**GIVEN TASK:** Check each line of the records for "všech"; collect those that have it.

## start INPUT FOR THIS TASK

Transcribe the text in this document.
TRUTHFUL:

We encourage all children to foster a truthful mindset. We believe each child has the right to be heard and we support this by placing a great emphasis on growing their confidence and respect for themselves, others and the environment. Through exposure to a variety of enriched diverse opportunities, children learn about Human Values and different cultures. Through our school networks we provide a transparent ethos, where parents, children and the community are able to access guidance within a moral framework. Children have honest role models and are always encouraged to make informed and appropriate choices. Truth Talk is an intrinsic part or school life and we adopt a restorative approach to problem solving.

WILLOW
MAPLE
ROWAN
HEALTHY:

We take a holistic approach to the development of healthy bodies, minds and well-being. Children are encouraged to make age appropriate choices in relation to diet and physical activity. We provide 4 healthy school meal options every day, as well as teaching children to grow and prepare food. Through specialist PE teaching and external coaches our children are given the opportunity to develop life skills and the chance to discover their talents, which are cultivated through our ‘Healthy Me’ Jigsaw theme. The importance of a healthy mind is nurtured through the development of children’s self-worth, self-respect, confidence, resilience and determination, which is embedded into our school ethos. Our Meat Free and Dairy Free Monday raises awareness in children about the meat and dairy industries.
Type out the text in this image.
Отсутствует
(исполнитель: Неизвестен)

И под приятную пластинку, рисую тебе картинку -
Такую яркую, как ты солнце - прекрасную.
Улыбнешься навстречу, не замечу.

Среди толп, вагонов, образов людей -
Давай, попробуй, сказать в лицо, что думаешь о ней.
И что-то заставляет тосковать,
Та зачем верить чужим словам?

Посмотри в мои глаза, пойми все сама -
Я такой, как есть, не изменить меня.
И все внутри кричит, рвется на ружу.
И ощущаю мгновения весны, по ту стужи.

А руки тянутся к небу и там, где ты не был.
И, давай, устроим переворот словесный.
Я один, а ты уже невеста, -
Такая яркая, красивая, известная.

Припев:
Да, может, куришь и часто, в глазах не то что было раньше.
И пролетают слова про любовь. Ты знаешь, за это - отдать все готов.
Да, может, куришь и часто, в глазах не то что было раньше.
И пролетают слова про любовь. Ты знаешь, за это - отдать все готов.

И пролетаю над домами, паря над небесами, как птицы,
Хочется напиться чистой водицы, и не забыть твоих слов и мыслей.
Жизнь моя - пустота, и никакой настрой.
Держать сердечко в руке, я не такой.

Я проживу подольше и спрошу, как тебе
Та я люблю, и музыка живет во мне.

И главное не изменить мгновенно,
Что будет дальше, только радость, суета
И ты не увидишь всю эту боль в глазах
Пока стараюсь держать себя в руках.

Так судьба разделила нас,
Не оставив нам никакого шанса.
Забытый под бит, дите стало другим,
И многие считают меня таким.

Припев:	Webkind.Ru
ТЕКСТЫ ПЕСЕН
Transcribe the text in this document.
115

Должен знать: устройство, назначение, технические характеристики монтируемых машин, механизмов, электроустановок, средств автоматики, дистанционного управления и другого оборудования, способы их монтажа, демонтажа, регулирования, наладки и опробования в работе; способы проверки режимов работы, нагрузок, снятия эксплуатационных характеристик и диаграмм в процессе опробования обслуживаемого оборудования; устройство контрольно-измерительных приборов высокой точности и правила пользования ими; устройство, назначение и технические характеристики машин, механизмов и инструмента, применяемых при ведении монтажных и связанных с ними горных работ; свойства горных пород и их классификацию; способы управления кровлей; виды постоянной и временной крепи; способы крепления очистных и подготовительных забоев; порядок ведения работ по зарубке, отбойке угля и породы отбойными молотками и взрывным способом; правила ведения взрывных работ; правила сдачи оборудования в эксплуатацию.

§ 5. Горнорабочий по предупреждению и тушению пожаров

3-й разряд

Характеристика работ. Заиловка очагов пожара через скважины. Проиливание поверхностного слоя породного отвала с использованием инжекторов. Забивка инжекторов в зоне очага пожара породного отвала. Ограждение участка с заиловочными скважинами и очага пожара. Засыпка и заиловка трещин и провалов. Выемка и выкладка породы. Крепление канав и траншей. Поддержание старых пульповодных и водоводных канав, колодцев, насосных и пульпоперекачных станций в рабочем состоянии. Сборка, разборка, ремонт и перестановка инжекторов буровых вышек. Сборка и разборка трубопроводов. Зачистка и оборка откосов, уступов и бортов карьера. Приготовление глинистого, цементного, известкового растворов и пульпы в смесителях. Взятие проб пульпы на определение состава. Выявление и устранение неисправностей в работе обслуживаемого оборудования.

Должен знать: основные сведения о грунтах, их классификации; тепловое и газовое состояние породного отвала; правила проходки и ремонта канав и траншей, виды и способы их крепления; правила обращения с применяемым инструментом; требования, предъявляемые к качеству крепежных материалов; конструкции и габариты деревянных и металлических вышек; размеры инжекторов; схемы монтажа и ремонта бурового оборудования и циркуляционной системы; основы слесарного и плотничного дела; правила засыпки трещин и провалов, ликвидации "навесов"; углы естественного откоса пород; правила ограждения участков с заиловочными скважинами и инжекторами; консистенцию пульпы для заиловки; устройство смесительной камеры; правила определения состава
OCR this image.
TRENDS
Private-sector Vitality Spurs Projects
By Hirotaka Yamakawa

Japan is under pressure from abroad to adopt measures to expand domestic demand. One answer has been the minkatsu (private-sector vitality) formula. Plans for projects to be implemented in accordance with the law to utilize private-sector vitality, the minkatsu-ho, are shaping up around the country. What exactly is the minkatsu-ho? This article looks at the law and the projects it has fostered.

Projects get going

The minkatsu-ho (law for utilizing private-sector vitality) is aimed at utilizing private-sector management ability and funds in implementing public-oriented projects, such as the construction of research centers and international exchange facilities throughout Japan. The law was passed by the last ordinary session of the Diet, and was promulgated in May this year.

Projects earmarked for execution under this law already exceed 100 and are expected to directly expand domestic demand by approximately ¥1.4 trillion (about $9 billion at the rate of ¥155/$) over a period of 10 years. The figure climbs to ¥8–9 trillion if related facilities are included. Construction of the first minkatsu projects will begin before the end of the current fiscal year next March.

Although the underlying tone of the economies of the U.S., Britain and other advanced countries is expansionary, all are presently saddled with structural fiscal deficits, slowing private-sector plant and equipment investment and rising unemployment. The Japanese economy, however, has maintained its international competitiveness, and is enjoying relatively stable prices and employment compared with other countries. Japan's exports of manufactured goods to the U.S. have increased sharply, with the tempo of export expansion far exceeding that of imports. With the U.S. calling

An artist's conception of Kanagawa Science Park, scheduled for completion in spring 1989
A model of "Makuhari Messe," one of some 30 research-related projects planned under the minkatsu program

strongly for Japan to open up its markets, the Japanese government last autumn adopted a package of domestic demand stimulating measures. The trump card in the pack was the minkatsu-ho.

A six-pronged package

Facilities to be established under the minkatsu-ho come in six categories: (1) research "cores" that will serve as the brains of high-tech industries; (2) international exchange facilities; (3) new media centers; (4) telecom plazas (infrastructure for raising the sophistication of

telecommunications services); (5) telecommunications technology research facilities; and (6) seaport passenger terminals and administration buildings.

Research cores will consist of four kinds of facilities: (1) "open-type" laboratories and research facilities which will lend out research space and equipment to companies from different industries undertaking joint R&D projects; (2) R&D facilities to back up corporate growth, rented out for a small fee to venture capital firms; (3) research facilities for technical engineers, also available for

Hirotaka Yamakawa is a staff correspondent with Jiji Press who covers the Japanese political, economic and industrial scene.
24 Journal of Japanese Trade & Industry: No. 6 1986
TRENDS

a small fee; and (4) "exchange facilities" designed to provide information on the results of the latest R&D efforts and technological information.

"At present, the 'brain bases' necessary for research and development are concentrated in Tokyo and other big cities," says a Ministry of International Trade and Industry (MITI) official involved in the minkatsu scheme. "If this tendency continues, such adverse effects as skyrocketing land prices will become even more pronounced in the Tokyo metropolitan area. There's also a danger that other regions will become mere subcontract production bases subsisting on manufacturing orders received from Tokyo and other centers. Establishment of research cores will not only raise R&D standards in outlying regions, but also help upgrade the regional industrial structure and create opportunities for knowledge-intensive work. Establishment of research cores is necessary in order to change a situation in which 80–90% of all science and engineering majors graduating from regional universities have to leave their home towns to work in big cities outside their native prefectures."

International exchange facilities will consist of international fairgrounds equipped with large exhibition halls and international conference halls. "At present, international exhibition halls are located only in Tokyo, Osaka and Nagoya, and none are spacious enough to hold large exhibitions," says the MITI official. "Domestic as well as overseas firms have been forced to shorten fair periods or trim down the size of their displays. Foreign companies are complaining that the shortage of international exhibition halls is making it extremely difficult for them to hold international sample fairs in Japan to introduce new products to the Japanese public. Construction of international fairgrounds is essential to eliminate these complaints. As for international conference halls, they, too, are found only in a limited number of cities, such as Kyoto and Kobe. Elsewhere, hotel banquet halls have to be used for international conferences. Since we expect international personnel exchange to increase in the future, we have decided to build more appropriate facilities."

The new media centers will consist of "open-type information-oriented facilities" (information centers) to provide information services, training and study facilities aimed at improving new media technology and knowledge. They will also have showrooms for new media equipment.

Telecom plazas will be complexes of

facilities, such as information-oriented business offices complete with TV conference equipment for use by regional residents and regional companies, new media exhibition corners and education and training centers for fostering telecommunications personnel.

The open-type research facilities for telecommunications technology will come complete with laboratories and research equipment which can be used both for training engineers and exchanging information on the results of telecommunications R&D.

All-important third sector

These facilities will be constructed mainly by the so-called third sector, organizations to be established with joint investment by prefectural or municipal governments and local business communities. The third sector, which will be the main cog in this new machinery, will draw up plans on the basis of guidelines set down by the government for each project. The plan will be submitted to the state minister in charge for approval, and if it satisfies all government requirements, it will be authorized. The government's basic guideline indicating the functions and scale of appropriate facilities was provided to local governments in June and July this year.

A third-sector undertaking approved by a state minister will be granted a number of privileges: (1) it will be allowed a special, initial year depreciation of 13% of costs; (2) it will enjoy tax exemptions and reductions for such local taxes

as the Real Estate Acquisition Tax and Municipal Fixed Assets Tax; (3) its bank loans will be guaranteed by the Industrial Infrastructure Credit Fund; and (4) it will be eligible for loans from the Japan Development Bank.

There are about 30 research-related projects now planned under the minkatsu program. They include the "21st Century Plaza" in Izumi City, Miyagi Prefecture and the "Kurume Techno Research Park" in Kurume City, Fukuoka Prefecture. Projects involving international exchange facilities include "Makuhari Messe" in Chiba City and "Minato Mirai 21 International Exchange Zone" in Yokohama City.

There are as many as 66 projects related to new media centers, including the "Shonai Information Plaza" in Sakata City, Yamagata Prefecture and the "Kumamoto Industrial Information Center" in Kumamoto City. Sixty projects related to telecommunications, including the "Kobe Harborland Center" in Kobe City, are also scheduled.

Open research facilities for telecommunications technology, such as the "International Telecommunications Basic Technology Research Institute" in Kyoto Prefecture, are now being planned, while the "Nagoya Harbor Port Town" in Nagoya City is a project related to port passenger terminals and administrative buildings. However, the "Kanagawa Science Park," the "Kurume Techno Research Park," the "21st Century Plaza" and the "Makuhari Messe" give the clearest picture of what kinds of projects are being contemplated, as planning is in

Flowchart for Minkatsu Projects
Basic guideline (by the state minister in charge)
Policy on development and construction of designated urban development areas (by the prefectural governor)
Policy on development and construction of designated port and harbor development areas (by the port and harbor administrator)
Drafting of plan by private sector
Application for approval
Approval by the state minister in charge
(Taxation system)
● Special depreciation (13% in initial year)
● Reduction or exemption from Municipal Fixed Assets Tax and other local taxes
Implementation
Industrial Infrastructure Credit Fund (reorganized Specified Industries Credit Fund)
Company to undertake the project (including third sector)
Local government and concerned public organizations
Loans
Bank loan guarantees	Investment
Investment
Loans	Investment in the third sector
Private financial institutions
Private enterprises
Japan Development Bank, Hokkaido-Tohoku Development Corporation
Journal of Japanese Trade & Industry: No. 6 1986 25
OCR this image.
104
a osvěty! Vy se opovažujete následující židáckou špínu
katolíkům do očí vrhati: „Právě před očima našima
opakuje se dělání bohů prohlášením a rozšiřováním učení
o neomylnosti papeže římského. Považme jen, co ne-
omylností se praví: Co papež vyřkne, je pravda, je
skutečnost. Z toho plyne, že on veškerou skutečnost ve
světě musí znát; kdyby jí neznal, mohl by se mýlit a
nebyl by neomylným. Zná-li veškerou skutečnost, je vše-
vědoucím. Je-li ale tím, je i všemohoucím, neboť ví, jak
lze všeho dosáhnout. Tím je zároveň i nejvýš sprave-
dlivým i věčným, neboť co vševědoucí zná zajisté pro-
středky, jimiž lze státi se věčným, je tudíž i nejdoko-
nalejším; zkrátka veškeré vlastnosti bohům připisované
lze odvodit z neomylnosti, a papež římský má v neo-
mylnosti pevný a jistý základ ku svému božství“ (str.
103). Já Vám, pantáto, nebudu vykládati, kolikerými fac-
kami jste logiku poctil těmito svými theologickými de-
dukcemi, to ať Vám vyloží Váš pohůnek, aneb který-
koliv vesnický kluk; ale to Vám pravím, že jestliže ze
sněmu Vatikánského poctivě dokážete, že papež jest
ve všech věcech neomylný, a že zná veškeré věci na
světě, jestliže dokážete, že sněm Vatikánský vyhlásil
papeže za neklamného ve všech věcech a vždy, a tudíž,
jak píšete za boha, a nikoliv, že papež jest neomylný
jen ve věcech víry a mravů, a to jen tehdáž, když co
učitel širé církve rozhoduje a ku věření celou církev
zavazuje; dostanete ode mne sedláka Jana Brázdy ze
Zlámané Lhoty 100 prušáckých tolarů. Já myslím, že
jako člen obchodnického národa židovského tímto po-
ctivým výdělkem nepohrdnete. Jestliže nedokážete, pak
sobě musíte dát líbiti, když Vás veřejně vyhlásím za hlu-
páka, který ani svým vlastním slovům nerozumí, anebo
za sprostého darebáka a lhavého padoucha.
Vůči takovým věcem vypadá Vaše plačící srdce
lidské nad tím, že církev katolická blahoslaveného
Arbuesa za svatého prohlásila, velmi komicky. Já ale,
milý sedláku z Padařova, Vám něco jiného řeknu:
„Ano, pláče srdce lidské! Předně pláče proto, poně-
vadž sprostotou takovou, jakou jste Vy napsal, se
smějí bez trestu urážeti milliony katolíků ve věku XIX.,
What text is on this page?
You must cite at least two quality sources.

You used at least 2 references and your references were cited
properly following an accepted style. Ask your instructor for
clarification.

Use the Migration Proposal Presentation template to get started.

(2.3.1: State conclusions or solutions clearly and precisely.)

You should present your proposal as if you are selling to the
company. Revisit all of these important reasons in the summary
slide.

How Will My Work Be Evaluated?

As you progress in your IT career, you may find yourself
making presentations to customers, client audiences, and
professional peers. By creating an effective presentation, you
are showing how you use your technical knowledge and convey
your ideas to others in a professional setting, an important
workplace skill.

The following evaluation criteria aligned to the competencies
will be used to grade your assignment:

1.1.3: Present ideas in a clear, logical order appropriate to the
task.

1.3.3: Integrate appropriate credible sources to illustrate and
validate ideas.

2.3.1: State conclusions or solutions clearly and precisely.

## end INPUT FOR THIS TASK

**COMPLETE OUTPUT:**
ve všech věcech neomylný, a že zná veškeré věci na
papeže za neklamného ve všech věcech a vždy, a tudíž,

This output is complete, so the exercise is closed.